INPUT ROWS start
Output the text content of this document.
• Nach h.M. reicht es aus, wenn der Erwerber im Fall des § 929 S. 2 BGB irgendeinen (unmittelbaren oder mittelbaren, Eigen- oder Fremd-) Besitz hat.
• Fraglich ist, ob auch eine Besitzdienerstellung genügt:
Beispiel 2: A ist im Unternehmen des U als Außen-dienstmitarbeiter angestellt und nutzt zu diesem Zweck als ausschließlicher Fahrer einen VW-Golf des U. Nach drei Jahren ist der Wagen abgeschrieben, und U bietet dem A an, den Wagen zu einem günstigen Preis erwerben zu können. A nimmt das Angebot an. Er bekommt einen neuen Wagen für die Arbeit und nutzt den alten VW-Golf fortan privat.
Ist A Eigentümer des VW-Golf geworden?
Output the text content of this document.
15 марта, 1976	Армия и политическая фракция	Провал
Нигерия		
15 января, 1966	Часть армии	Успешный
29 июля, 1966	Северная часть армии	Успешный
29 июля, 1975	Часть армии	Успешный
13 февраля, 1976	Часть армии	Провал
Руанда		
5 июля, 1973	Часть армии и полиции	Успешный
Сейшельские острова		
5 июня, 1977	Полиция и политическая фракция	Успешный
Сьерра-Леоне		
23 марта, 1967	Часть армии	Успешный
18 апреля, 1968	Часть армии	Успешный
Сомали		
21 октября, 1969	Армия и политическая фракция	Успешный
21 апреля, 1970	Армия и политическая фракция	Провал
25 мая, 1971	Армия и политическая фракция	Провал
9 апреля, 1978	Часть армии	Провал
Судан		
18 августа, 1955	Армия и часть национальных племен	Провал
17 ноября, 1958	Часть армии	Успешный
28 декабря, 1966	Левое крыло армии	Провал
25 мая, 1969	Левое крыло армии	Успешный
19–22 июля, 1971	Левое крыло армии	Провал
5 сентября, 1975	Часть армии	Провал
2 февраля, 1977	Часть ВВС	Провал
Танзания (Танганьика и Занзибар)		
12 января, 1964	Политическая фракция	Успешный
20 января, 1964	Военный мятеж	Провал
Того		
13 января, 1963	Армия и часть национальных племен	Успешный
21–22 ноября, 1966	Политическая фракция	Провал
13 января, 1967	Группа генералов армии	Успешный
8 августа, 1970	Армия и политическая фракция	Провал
INPUT ROWS end
→ YOUR TASK: Return the full listing, character for character.

→ RESPONSE TO THIS TASK:
Output the text content of this document.
• Nach h.M. reicht es aus, wenn der Erwerber im Fall des § 929 S. 2 BGB irgendeinen (unmittelbaren oder mittelbaren, Eigen- oder Fremd-) Besitz hat.
• Fraglich ist, ob auch eine Besitzdienerstellung genügt:
Beispiel 2: A ist im Unternehmen des U als Außen-dienstmitarbeiter angestellt und nutzt zu diesem Zweck als ausschließlicher Fahrer einen VW-Golf des U. Nach drei Jahren ist der Wagen abgeschrieben, und U bietet dem A an, den Wagen zu einem günstigen Preis erwerben zu können. A nimmt das Angebot an. Er bekommt einen neuen Wagen für die Arbeit und nutzt den alten VW-Golf fortan privat.
Ist A Eigentümer des VW-Golf geworden?
Output the text content of this document.
15 марта, 1976	Армия и политическая фракция	Провал
Нигерия		
15 января, 1966	Часть армии	Успешный
29 июля, 1966	Северная часть армии	Успешный
29 июля, 1975	Часть армии	Успешный
13 февраля, 1976	Часть армии	Провал
Руанда		
5 июля, 1973	Часть армии и полиции	Успешный
Сейшельские острова		
5 июня, 1977	Полиция и политическая фракция	Успешный
Сьерра-Леоне		
23 марта, 1967	Часть армии	Успешный
18 апреля, 1968	Часть армии	Успешный
Сомали		
21 октября, 1969	Армия и политическая фракция	Успешный
21 апреля, 1970	Армия и политическая фракция	Провал
25 мая, 1971	Армия и политическая фракция	Провал
9 апреля, 1978	Часть армии	Провал
Судан		
18 августа, 1955	Армия и часть национальных племен	Провал
17 ноября, 1958	Часть армии	Успешный
28 декабря, 1966	Левое крыло армии	Провал
25 мая, 1969	Левое крыло армии	Успешный
19–22 июля, 1971	Левое крыло армии	Провал
5 сентября, 1975	Часть армии	Провал
2 февраля, 1977	Часть ВВС	Провал
Танзания (Танганьика и Занзибар)		
12 января, 1964	Политическая фракция	Успешный
20 января, 1964	Военный мятеж	Провал
Того		
13 января, 1963	Армия и часть национальных племен	Успешный
21–22 ноября, 1966	Политическая фракция	Провал
13 января, 1967	Группа генералов армии	Успешный
8 августа, 1970	Армия и политическая фракция	Провал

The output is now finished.